- GIVEN RECORDS:
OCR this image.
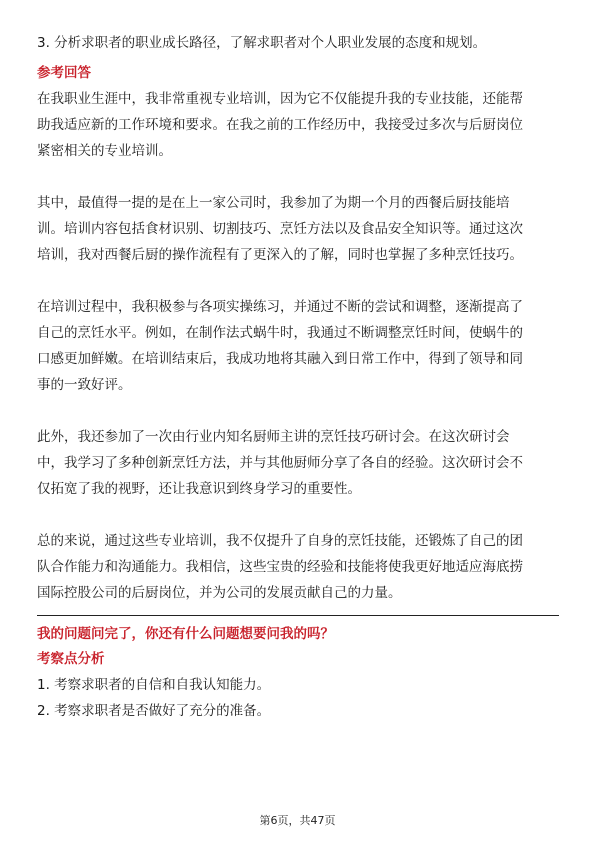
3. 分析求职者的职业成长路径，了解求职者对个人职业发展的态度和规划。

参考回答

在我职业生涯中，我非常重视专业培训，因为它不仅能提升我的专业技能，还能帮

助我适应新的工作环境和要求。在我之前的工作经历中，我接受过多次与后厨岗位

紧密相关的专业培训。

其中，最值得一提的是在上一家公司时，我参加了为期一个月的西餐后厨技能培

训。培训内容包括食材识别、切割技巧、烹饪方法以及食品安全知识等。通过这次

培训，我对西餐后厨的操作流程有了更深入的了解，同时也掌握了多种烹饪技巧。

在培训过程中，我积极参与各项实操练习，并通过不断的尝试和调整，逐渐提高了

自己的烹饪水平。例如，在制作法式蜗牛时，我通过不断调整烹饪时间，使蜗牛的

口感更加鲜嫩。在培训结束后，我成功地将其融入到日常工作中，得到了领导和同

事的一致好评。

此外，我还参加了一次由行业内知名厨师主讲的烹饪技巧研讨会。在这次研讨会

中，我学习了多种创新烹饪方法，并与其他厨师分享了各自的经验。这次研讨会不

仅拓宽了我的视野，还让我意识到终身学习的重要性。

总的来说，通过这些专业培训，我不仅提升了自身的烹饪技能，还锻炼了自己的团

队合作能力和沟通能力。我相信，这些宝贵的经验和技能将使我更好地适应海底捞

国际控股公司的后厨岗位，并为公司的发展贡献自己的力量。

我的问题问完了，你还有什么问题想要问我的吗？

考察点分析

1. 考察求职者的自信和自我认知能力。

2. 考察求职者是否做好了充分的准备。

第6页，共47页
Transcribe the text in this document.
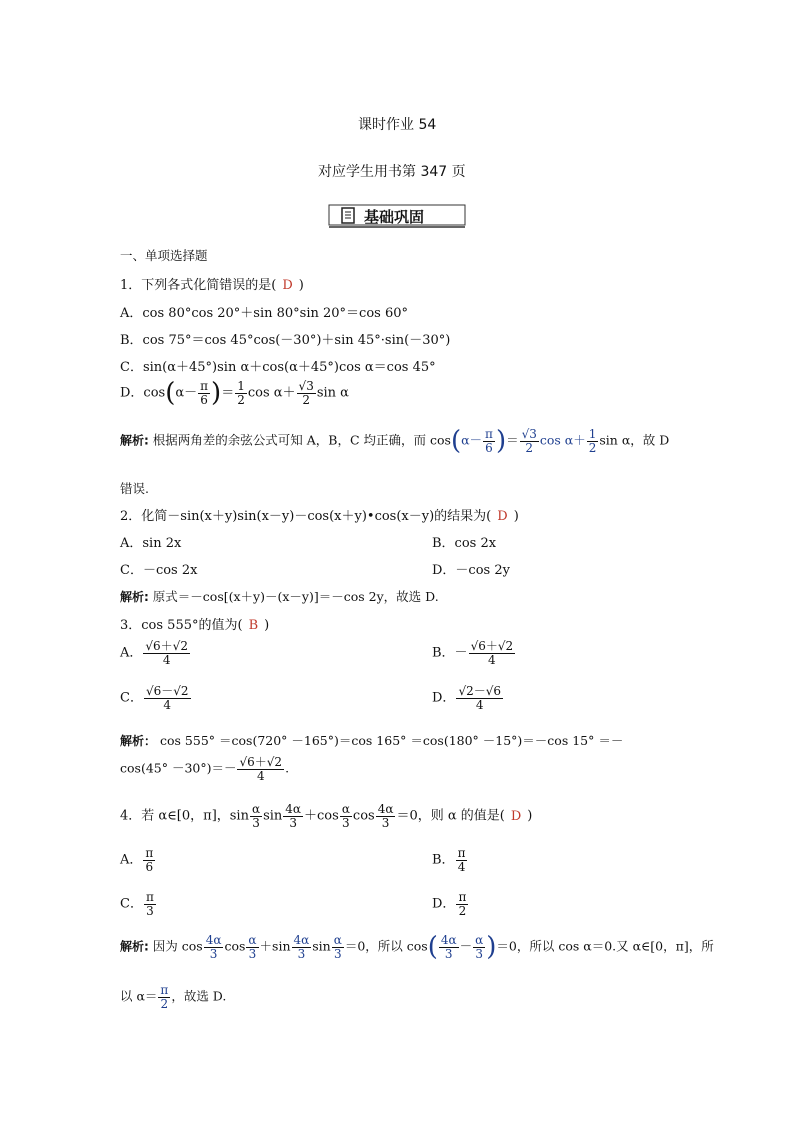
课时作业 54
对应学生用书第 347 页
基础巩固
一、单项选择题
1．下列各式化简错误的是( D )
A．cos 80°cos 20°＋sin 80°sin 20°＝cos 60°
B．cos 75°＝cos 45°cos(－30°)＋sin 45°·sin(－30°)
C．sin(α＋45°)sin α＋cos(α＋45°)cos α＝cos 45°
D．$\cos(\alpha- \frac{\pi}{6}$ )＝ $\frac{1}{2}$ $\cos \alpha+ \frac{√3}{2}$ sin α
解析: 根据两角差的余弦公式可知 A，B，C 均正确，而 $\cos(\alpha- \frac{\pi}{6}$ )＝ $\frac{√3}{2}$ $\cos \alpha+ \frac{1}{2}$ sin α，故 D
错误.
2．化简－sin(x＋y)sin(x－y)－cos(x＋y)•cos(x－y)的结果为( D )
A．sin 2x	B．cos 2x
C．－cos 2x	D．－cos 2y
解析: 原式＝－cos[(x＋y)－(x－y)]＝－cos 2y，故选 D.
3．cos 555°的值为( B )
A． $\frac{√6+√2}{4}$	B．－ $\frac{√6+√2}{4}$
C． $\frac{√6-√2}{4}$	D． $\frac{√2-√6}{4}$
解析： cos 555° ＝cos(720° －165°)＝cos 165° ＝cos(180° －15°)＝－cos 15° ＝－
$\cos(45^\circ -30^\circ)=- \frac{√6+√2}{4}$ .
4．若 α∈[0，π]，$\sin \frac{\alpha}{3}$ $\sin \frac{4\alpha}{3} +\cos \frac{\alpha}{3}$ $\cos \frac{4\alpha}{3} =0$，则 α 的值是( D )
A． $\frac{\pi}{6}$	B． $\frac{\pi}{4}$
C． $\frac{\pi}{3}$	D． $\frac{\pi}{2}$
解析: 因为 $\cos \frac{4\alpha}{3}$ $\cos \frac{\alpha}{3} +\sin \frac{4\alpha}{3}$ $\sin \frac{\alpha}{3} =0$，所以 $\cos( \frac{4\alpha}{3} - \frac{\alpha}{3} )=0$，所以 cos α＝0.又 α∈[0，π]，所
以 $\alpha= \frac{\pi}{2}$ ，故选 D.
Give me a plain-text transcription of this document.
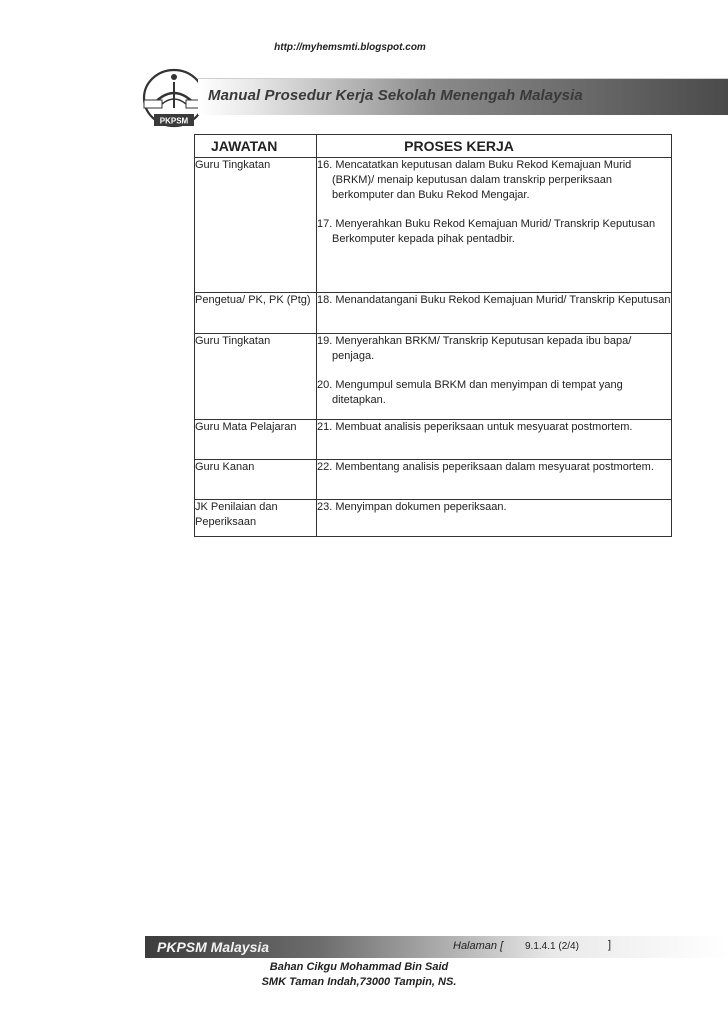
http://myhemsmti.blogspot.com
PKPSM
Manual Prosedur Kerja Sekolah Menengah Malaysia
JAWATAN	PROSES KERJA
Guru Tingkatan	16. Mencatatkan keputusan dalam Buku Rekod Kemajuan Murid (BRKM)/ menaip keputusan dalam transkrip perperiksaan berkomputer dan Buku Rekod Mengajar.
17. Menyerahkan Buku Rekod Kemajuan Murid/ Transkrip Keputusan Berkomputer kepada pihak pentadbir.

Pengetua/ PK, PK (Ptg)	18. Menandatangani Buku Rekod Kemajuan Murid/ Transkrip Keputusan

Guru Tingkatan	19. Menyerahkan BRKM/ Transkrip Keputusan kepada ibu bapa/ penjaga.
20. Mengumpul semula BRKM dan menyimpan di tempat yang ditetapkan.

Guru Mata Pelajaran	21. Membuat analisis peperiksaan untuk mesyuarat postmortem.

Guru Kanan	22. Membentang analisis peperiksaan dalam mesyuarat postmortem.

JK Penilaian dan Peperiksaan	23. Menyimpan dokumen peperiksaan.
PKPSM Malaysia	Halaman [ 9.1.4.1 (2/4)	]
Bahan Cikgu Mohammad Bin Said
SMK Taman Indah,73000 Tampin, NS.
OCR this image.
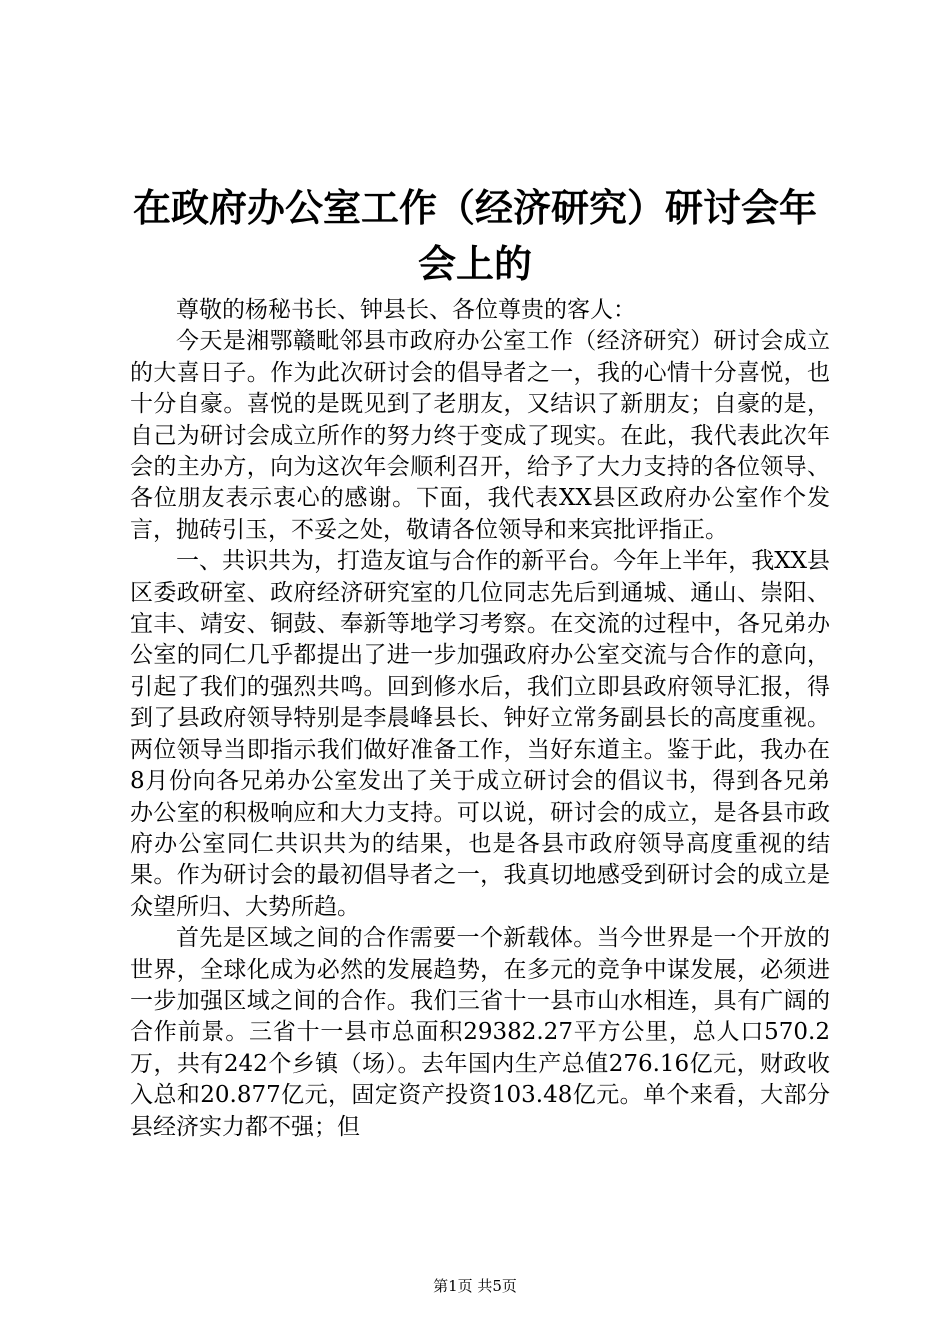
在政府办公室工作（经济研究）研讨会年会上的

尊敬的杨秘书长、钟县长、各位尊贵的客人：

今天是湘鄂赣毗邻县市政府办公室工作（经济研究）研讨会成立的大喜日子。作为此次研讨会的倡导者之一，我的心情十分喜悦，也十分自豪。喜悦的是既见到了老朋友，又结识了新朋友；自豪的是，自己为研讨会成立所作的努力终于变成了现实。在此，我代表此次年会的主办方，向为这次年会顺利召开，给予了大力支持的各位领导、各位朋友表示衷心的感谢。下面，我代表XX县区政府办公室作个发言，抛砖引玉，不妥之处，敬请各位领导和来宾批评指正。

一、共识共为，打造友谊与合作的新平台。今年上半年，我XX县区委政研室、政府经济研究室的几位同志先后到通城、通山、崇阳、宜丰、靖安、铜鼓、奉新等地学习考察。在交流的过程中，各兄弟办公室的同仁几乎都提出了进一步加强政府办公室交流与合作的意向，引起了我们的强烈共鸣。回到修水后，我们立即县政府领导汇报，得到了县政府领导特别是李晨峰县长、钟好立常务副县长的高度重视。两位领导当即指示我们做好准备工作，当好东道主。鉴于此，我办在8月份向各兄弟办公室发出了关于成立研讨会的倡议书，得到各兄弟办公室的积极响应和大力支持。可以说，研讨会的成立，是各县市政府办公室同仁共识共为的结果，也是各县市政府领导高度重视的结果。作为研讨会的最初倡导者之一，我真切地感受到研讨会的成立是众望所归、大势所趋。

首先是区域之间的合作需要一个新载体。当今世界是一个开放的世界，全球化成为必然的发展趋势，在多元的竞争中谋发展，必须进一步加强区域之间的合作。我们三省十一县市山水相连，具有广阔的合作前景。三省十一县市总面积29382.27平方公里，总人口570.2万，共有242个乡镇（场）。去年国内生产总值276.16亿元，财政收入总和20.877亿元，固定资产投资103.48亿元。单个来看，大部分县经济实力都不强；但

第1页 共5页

- REQUIRED WORK:
Read the entries and pick out all lines that include the word "this".

- THE OUTPUT:
OCR this image.
Transcribe the text in this document.
Give me a plain-text transcription of this document.
OCR this image.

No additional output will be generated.